Entries from a dataset
>> begin
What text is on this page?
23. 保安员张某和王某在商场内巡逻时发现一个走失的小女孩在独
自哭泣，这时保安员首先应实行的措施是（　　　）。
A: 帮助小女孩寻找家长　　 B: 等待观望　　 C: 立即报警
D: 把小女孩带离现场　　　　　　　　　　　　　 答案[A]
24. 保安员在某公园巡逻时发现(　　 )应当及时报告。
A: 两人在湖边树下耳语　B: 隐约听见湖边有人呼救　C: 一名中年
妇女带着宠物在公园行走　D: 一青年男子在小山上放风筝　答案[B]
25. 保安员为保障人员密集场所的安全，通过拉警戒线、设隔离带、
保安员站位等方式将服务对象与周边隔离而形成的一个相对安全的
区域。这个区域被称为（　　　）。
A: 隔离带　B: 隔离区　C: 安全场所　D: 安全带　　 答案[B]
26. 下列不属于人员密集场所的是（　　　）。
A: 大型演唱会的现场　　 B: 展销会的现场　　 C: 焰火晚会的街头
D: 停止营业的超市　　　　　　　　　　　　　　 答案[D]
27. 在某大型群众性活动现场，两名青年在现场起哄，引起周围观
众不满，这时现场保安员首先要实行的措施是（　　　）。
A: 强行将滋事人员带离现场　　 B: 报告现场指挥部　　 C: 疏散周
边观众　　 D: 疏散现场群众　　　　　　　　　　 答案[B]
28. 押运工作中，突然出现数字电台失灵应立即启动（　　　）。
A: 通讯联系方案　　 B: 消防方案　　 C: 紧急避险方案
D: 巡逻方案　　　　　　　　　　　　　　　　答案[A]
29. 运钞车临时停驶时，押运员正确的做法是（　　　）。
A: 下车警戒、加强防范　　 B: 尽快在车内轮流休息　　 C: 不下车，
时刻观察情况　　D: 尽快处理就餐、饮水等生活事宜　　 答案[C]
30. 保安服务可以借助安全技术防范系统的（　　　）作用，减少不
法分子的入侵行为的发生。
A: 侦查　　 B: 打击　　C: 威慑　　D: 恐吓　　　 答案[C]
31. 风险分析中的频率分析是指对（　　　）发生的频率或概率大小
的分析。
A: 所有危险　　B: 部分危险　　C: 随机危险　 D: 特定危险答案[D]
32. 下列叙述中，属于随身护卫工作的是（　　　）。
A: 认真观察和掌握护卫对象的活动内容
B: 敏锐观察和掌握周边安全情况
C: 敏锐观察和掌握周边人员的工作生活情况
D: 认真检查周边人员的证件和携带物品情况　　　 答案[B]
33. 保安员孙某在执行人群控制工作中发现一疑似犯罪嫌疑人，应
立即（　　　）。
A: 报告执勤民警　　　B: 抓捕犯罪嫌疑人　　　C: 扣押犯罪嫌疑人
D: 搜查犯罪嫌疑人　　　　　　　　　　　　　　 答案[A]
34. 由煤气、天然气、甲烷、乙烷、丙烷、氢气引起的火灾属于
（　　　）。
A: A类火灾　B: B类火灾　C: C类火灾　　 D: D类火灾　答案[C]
>> end
> WHAT THE TASK ASKS:
Repeat the whole listing exactly, keeping every line intact.

> SOLUTION TO THE PROBLEM:
What text is on this page?
23. 保安员张某和王某在商场内巡逻时发现一个走失的小女孩在独
自哭泣，这时保安员首先应实行的措施是（　　　）。
A: 帮助小女孩寻找家长　　 B: 等待观望　　 C: 立即报警
D: 把小女孩带离现场　　　　　　　　　　　　　 答案[A]
24. 保安员在某公园巡逻时发现(　　 )应当及时报告。
A: 两人在湖边树下耳语　B: 隐约听见湖边有人呼救　C: 一名中年
妇女带着宠物在公园行走　D: 一青年男子在小山上放风筝　答案[B]
25. 保安员为保障人员密集场所的安全，通过拉警戒线、设隔离带、
保安员站位等方式将服务对象与周边隔离而形成的一个相对安全的
区域。这个区域被称为（　　　）。
A: 隔离带　B: 隔离区　C: 安全场所　D: 安全带　　 答案[B]
26. 下列不属于人员密集场所的是（　　　）。
A: 大型演唱会的现场　　 B: 展销会的现场　　 C: 焰火晚会的街头
D: 停止营业的超市　　　　　　　　　　　　　　 答案[D]
27. 在某大型群众性活动现场，两名青年在现场起哄，引起周围观
众不满，这时现场保安员首先要实行的措施是（　　　）。
A: 强行将滋事人员带离现场　　 B: 报告现场指挥部　　 C: 疏散周
边观众　　 D: 疏散现场群众　　　　　　　　　　 答案[B]
28. 押运工作中，突然出现数字电台失灵应立即启动（　　　）。
A: 通讯联系方案　　 B: 消防方案　　 C: 紧急避险方案
D: 巡逻方案　　　　　　　　　　　　　　　　答案[A]
29. 运钞车临时停驶时，押运员正确的做法是（　　　）。
A: 下车警戒、加强防范　　 B: 尽快在车内轮流休息　　 C: 不下车，
时刻观察情况　　D: 尽快处理就餐、饮水等生活事宜　　 答案[C]
30. 保安服务可以借助安全技术防范系统的（　　　）作用，减少不
法分子的入侵行为的发生。
A: 侦查　　 B: 打击　　C: 威慑　　D: 恐吓　　　 答案[C]
31. 风险分析中的频率分析是指对（　　　）发生的频率或概率大小
的分析。
A: 所有危险　　B: 部分危险　　C: 随机危险　 D: 特定危险答案[D]
32. 下列叙述中，属于随身护卫工作的是（　　　）。
A: 认真观察和掌握护卫对象的活动内容
B: 敏锐观察和掌握周边安全情况
C: 敏锐观察和掌握周边人员的工作生活情况
D: 认真检查周边人员的证件和携带物品情况　　　 答案[B]
33. 保安员孙某在执行人群控制工作中发现一疑似犯罪嫌疑人，应
立即（　　　）。
A: 报告执勤民警　　　B: 抓捕犯罪嫌疑人　　　C: 扣押犯罪嫌疑人
D: 搜查犯罪嫌疑人　　　　　　　　　　　　　　 答案[A]
34. 由煤气、天然气、甲烷、乙烷、丙烷、氢气引起的火灾属于
（　　　）。
A: A类火灾　B: B类火灾　C: C类火灾　　 D: D类火灾　答案[C]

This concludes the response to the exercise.